Set exercise: Carry none of the pictures over; write out the complete data exactly.

Records to use:

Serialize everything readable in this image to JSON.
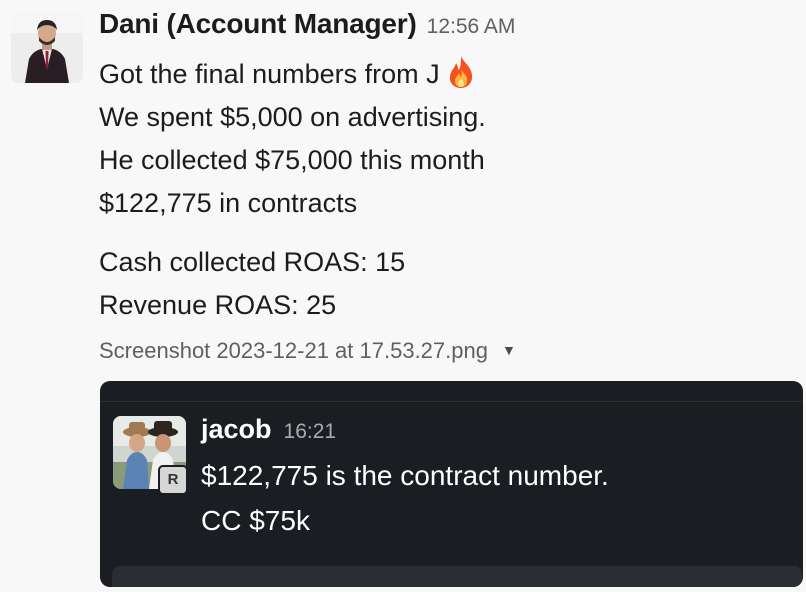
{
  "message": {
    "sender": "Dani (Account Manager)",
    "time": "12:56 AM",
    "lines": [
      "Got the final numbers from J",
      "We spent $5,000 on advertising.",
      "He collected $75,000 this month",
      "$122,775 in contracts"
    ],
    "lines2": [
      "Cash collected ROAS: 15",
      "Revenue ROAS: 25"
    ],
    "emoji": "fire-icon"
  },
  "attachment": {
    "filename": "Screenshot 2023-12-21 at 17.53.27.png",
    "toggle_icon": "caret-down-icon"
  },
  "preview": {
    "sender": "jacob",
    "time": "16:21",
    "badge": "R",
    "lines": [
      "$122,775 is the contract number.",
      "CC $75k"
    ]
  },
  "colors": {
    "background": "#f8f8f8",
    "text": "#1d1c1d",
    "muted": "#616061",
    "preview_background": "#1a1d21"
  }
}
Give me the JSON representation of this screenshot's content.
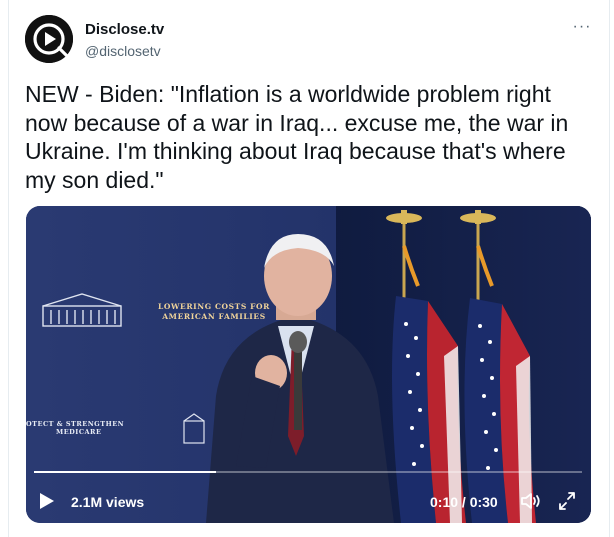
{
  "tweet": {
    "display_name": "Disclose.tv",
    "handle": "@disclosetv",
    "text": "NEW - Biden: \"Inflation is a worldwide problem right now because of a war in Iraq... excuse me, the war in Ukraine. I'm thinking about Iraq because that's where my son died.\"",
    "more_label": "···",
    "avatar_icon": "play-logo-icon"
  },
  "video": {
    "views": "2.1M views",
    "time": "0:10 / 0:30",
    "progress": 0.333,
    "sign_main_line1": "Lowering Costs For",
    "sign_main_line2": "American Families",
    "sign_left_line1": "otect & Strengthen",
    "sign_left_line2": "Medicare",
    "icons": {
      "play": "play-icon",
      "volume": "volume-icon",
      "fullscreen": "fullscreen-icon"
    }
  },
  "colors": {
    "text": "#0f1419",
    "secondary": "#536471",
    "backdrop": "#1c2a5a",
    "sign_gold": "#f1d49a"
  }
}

Solution for this exercise:
Serialize everything readable in this image to JSON.
{
  "message": {
    "sender": "Dani (Account Manager)",
    "time": "12:56 AM",
    "lines": [
      "Got the final numbers from J",
      "We spent $5,000 on advertising.",
      "He collected $75,000 this month",
      "$122,775 in contracts"
    ],
    "lines2": [
      "Cash collected ROAS: 15",
      "Revenue ROAS: 25"
    ],
    "emoji": "fire-icon"
  },
  "attachment": {
    "filename": "Screenshot 2023-12-21 at 17.53.27.png",
    "toggle_icon": "caret-down-icon"
  },
  "preview": {
    "sender": "jacob",
    "time": "16:21",
    "badge": "R",
    "lines": [
      "$122,775 is the contract number.",
      "CC $75k"
    ]
  },
  "colors": {
    "background": "#f8f8f8",
    "text": "#1d1c1d",
    "muted": "#616061",
    "preview_background": "#1a1d21"
  }
}
Give me the JSON representation of this screenshot's content.
{
  "tweet": {
    "display_name": "Disclose.tv",
    "handle": "@disclosetv",
    "text": "NEW - Biden: \"Inflation is a worldwide problem right now because of a war in Iraq... excuse me, the war in Ukraine. I'm thinking about Iraq because that's where my son died.\"",
    "more_label": "···",
    "avatar_icon": "play-logo-icon"
  },
  "video": {
    "views": "2.1M views",
    "time": "0:10 / 0:30",
    "progress": 0.333,
    "sign_main_line1": "Lowering Costs For",
    "sign_main_line2": "American Families",
    "sign_left_line1": "otect & Strengthen",
    "sign_left_line2": "Medicare",
    "icons": {
      "play": "play-icon",
      "volume": "volume-icon",
      "fullscreen": "fullscreen-icon"
    }
  },
  "colors": {
    "text": "#0f1419",
    "secondary": "#536471",
    "backdrop": "#1c2a5a",
    "sign_gold": "#f1d49a"
  }
}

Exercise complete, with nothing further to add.